### Stated problem
Your task is to print every entry below exactly as given.

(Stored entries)

_ _ _

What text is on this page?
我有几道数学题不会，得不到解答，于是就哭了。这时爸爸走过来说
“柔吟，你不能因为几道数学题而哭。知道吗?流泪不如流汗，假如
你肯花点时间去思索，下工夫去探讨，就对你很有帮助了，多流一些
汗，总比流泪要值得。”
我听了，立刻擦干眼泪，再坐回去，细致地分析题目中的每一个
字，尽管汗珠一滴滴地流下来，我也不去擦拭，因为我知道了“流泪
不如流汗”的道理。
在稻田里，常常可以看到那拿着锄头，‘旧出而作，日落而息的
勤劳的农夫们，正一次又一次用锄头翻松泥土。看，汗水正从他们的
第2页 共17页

_ _ _

### The answer
What text is on this page?
我有几道数学题不会，得不到解答，于是就哭了。这时爸爸走过来说
“柔吟，你不能因为几道数学题而哭。知道吗?流泪不如流汗，假如
你肯花点时间去思索，下工夫去探讨，就对你很有帮助了，多流一些
汗，总比流泪要值得。”
我听了，立刻擦干眼泪，再坐回去，细致地分析题目中的每一个
字，尽管汗珠一滴滴地流下来，我也不去擦拭，因为我知道了“流泪
不如流汗”的道理。
在稻田里，常常可以看到那拿着锄头，‘旧出而作，日落而息的
勤劳的农夫们，正一次又一次用锄头翻松泥土。看，汗水正从他们的
第2页 共17页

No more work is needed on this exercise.